- Material for this exercise
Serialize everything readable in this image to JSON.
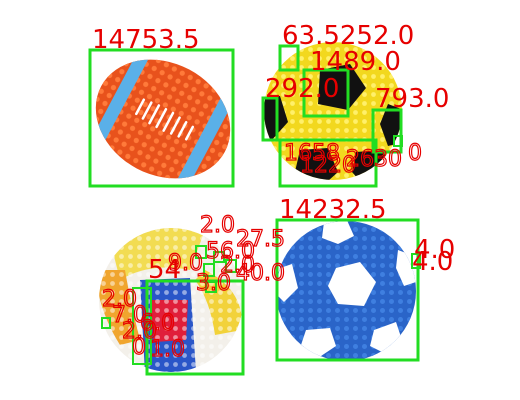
{
  "scene": {
    "description_hidden": false,
    "colors": {
      "detection_box": "#22dd22",
      "label_text": "#e60000",
      "background": "#ffffff"
    }
  },
  "detections": [
    {
      "id": "football-toy",
      "label": "14753.5"
    },
    {
      "id": "yellow-ball-top",
      "label": "63.5252.0"
    },
    {
      "id": "yellow-ball-mid",
      "label": "1489.0"
    },
    {
      "id": "yellow-ball-left",
      "label": "292.0"
    },
    {
      "id": "yellow-ball-right",
      "label": "793.0"
    },
    {
      "id": "blue-soccer-ball",
      "label": "14232.5"
    },
    {
      "id": "blue-soccer-ball-edge",
      "label": "4.0"
    },
    {
      "id": "multicolor-ball-patch",
      "label": "54"
    }
  ],
  "clutter_labels": {
    "yellow_ball": [
      "1658",
      "1220",
      "2630",
      "0"
    ],
    "multicolor_ball": [
      "2.0",
      "27.5",
      "56.0",
      "2.0",
      "3.0",
      "40.0",
      "9.0",
      "2.0",
      "7.0",
      "2.0",
      "6.0",
      "0",
      "1.0"
    ]
  }
}
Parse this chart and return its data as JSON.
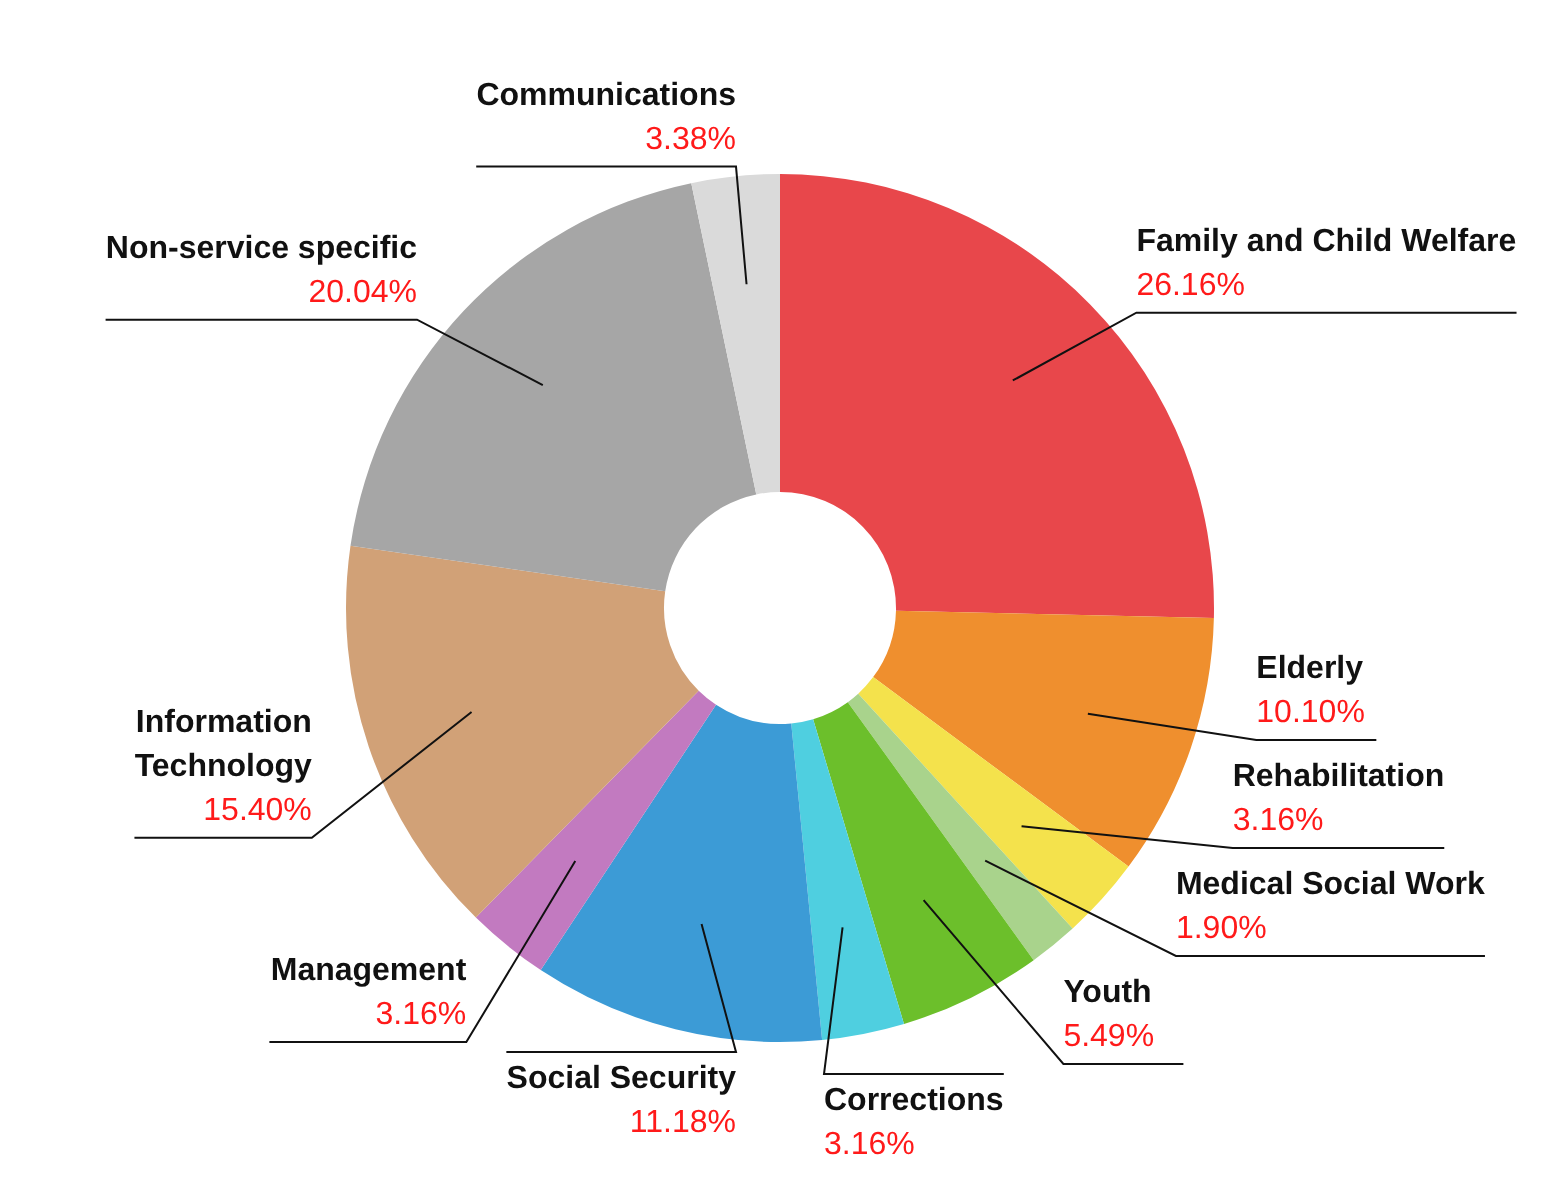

- Job
Scan the data for the word "blue" and copy every line where it shows up.

- Solution
      "id": "blue-soccer-ball",
      "id": "blue-soccer-ball-edge",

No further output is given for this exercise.